▶ _PROMPT_
Your copy of the material must match it exactly, except that pictures are dropped.

▶ _RECORDS PROVIDED_
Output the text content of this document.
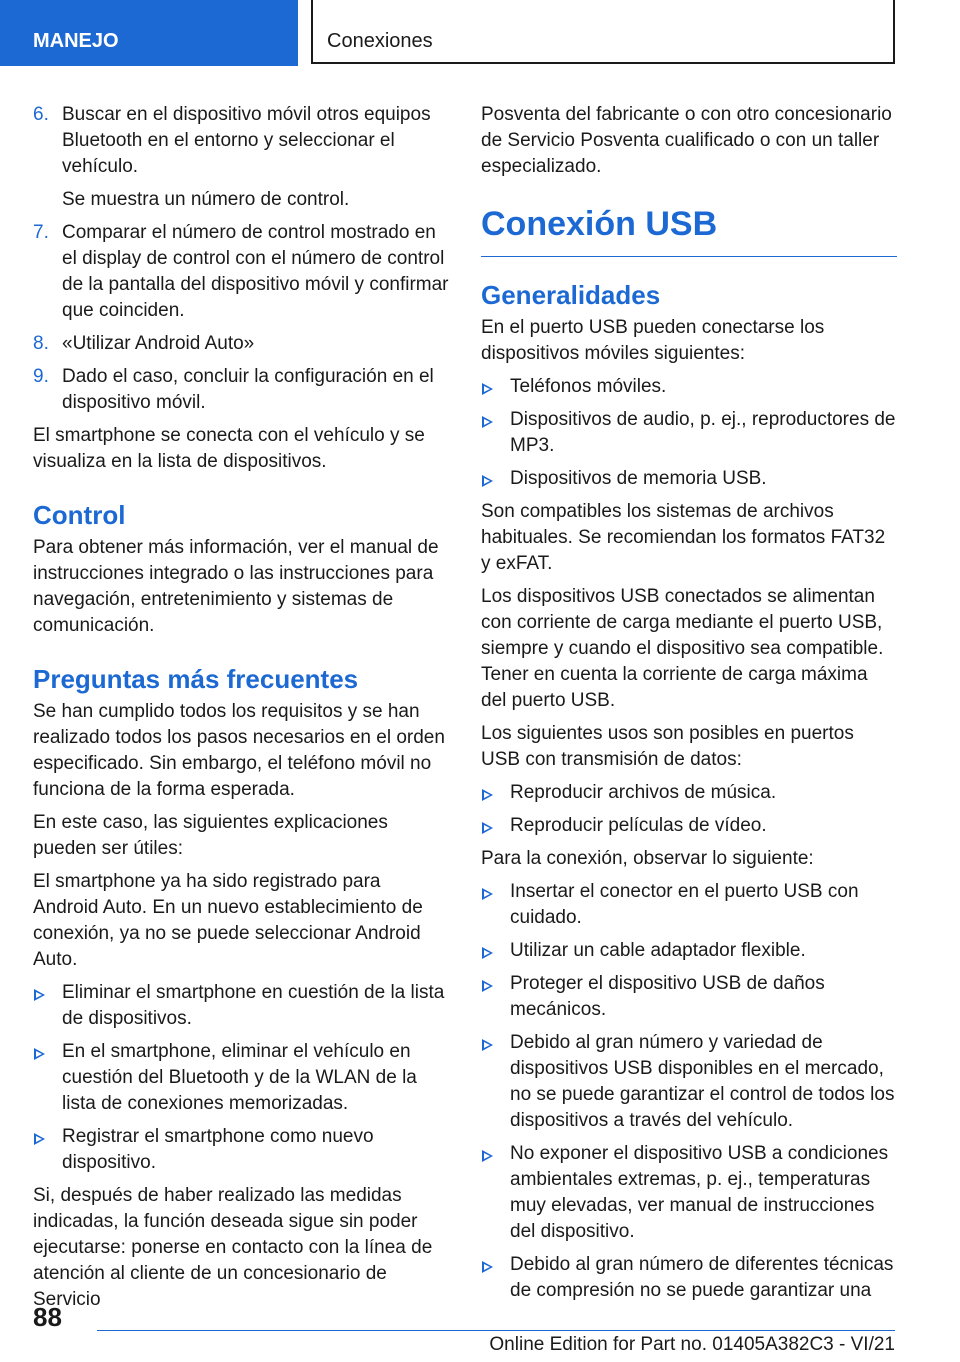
MANEJO	Conexiones
6. Buscar en el dispositivo móvil otros equipos Bluetooth en el entorno y seleccionar el vehículo.

Se muestra un número de control.

7. Comparar el número de control mostrado en el display de control con el número de control de la pantalla del dispositivo móvil y confirmar que coinciden.

8. «Utilizar Android Auto»

9. Dado el caso, concluir la configuración en el dispositivo móvil.

El smartphone se conecta con el vehículo y se visualiza en la lista de dispositivos.

Control

Para obtener más información, ver el manual de instrucciones integrado o las instrucciones para navegación, entretenimiento y sistemas de comunicación.

Preguntas más frecuentes

Se han cumplido todos los requisitos y se han realizado todos los pasos necesarios en el orden especificado. Sin embargo, el teléfono móvil no funciona de la forma esperada.

En este caso, las siguientes explicaciones pueden ser útiles:

El smartphone ya ha sido registrado para Android Auto. En un nuevo establecimiento de conexión, ya no se puede seleccionar Android Auto.

Eliminar el smartphone en cuestión de la lista de dispositivos.

En el smartphone, eliminar el vehículo en cuestión del Bluetooth y de la WLAN de la lista de conexiones memorizadas.

Registrar el smartphone como nuevo dispositivo.

Si, después de haber realizado las medidas indicadas, la función deseada sigue sin poder ejecutarse: ponerse en contacto con la línea de atención al cliente de un concesionario de Servicio

Posventa del fabricante o con otro concesionario de Servicio Posventa cualificado o con un taller especializado.

Conexión USB
Generalidades

En el puerto USB pueden conectarse los dispositivos móviles siguientes:

Teléfonos móviles.

Dispositivos de audio, p. ej., reproductores de MP3.

Dispositivos de memoria USB.

Son compatibles los sistemas de archivos habituales. Se recomiendan los formatos FAT32 y exFAT.

Los dispositivos USB conectados se alimentan con corriente de carga mediante el puerto USB, siempre y cuando el dispositivo sea compatible. Tener en cuenta la corriente de carga máxima del puerto USB.

Los siguientes usos son posibles en puertos USB con transmisión de datos:

Reproducir archivos de música.

Reproducir películas de vídeo.

Para la conexión, observar lo siguiente:

Insertar el conector en el puerto USB con cuidado.

Utilizar un cable adaptador flexible.

Proteger el dispositivo USB de daños mecánicos.

Debido al gran número y variedad de dispositivos USB disponibles en el mercado, no se puede garantizar el control de todos los dispositivos a través del vehículo.

No exponer el dispositivo USB a condiciones ambientales extremas, p. ej., temperaturas muy elevadas, ver manual de instrucciones del dispositivo.

Debido al gran número de diferentes técnicas de compresión no se puede garantizar una

88
Online Edition for Part no. 01405A382C3 - VI/21
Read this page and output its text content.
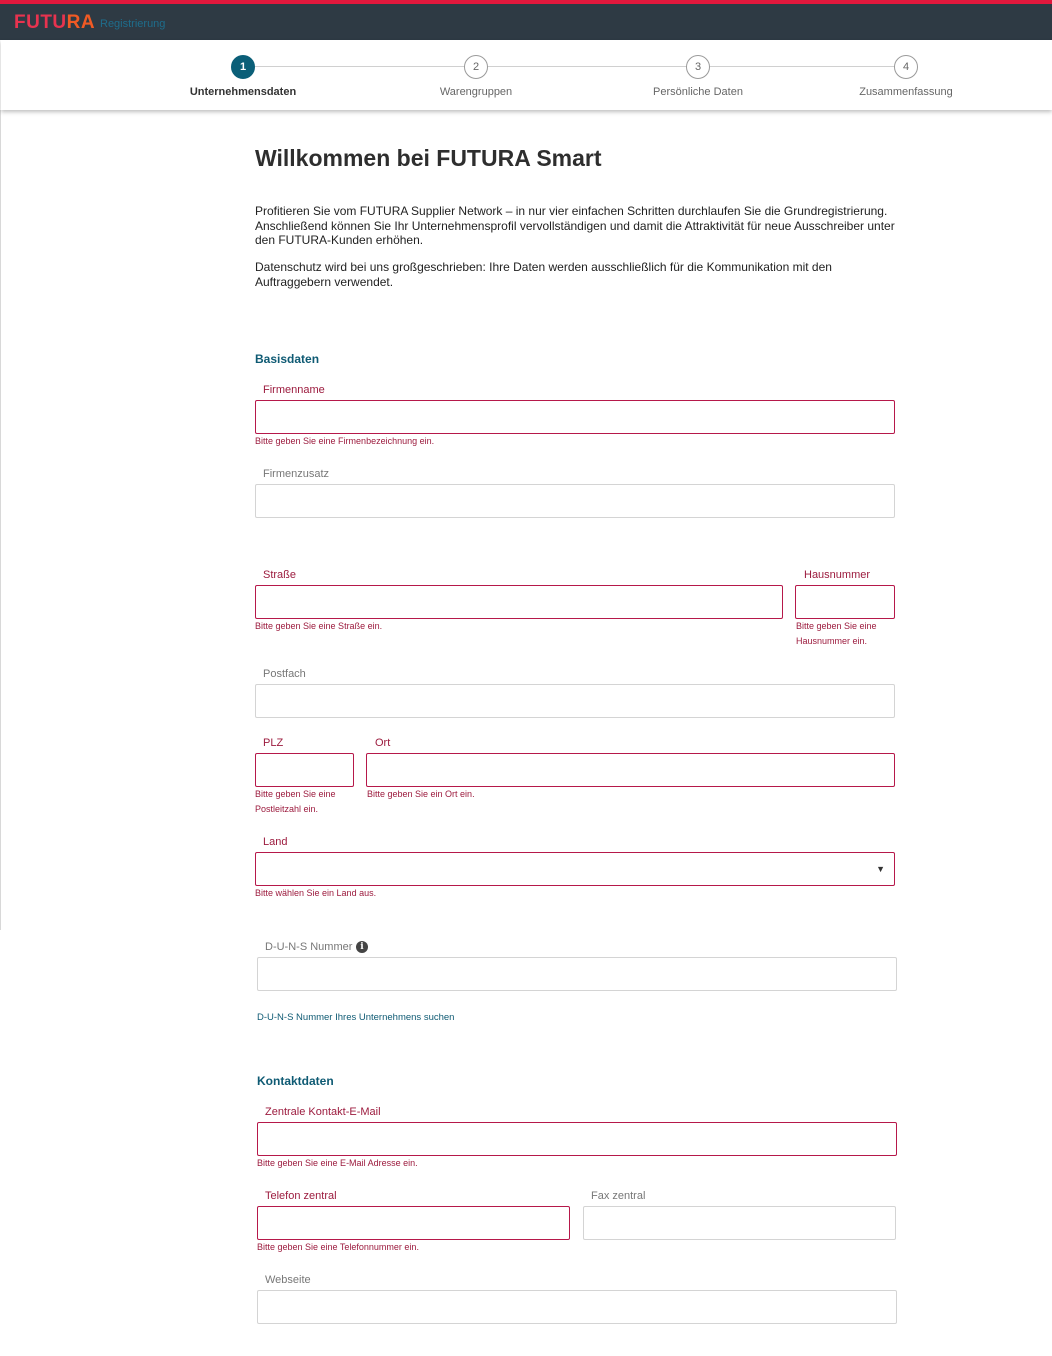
FUTURA Registrierung
1
Unternehmensdaten
2
Warengruppen
3
Persönliche Daten
4
Zusammenfassung
Willkommen bei FUTURA Smart

Profitieren Sie vom FUTURA Supplier Network – in nur vier einfachen Schritten durchlaufen Sie die Grundregistrierung. Anschließend können Sie Ihr Unternehmensprofil vervollständigen und damit die Attraktivität für neue Ausschreiber unter den FUTURA-Kunden erhöhen.

Datenschutz wird bei uns großgeschrieben: Ihre Daten werden ausschließlich für die Kommunikation mit den Auftraggebern verwendet.

Basisdaten
Firmenname
Bitte geben Sie eine Firmenbezeichnung ein.
Firmenzusatz
Straße
Bitte geben Sie eine Straße ein.
Hausnummer
Bitte geben Sie eine
Hausnummer ein.
Postfach
PLZ
Bitte geben Sie eine
Postleitzahl ein.
Ort
Bitte geben Sie ein Ort ein.
Land
▼
Bitte wählen Sie ein Land aus.
D-U-N-S Nummer i
D-U-N-S Nummer Ihres Unternehmens suchen
Kontaktdaten
Zentrale Kontakt-E-Mail
Bitte geben Sie eine E-Mail Adresse ein.
Telefon zentral
Bitte geben Sie eine Telefonnummer ein.
Fax zentral
Webseite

▶ _ANSWER FOR THE TASK_
Output the text content of this document.
MANEJO	Conexiones
6. Buscar en el dispositivo móvil otros equipos Bluetooth en el entorno y seleccionar el vehículo.

Se muestra un número de control.

7. Comparar el número de control mostrado en el display de control con el número de control de la pantalla del dispositivo móvil y confirmar que coinciden.

8. «Utilizar Android Auto»

9. Dado el caso, concluir la configuración en el dispositivo móvil.

El smartphone se conecta con el vehículo y se visualiza en la lista de dispositivos.

Control

Para obtener más información, ver el manual de instrucciones integrado o las instrucciones para navegación, entretenimiento y sistemas de comunicación.

Preguntas más frecuentes

Se han cumplido todos los requisitos y se han realizado todos los pasos necesarios en el orden especificado. Sin embargo, el teléfono móvil no funciona de la forma esperada.

En este caso, las siguientes explicaciones pueden ser útiles:

El smartphone ya ha sido registrado para Android Auto. En un nuevo establecimiento de conexión, ya no se puede seleccionar Android Auto.

Eliminar el smartphone en cuestión de la lista de dispositivos.

En el smartphone, eliminar el vehículo en cuestión del Bluetooth y de la WLAN de la lista de conexiones memorizadas.

Registrar el smartphone como nuevo dispositivo.

Si, después de haber realizado las medidas indicadas, la función deseada sigue sin poder ejecutarse: ponerse en contacto con la línea de atención al cliente de un concesionario de Servicio

Posventa del fabricante o con otro concesionario de Servicio Posventa cualificado o con un taller especializado.

Conexión USB
Generalidades

En el puerto USB pueden conectarse los dispositivos móviles siguientes:

Teléfonos móviles.

Dispositivos de audio, p. ej., reproductores de MP3.

Dispositivos de memoria USB.

Son compatibles los sistemas de archivos habituales. Se recomiendan los formatos FAT32 y exFAT.

Los dispositivos USB conectados se alimentan con corriente de carga mediante el puerto USB, siempre y cuando el dispositivo sea compatible. Tener en cuenta la corriente de carga máxima del puerto USB.

Los siguientes usos son posibles en puertos USB con transmisión de datos:

Reproducir archivos de música.

Reproducir películas de vídeo.

Para la conexión, observar lo siguiente:

Insertar el conector en el puerto USB con cuidado.

Utilizar un cable adaptador flexible.

Proteger el dispositivo USB de daños mecánicos.

Debido al gran número y variedad de dispositivos USB disponibles en el mercado, no se puede garantizar el control de todos los dispositivos a través del vehículo.

No exponer el dispositivo USB a condiciones ambientales extremas, p. ej., temperaturas muy elevadas, ver manual de instrucciones del dispositivo.

Debido al gran número de diferentes técnicas de compresión no se puede garantizar una

88
Online Edition for Part no. 01405A382C3 - VI/21
Read this page and output its text content.
FUTURA Registrierung
1
Unternehmensdaten
2
Warengruppen
3
Persönliche Daten
4
Zusammenfassung
Willkommen bei FUTURA Smart

Profitieren Sie vom FUTURA Supplier Network – in nur vier einfachen Schritten durchlaufen Sie die Grundregistrierung. Anschließend können Sie Ihr Unternehmensprofil vervollständigen und damit die Attraktivität für neue Ausschreiber unter den FUTURA-Kunden erhöhen.

Datenschutz wird bei uns großgeschrieben: Ihre Daten werden ausschließlich für die Kommunikation mit den Auftraggebern verwendet.

Basisdaten
Firmenname
Bitte geben Sie eine Firmenbezeichnung ein.
Firmenzusatz
Straße
Bitte geben Sie eine Straße ein.
Hausnummer
Bitte geben Sie eine
Hausnummer ein.
Postfach
PLZ
Bitte geben Sie eine
Postleitzahl ein.
Ort
Bitte geben Sie ein Ort ein.
Land
▼
Bitte wählen Sie ein Land aus.
D-U-N-S Nummer i
D-U-N-S Nummer Ihres Unternehmens suchen
Kontaktdaten
Zentrale Kontakt-E-Mail
Bitte geben Sie eine E-Mail Adresse ein.
Telefon zentral
Bitte geben Sie eine Telefonnummer ein.
Fax zentral
Webseite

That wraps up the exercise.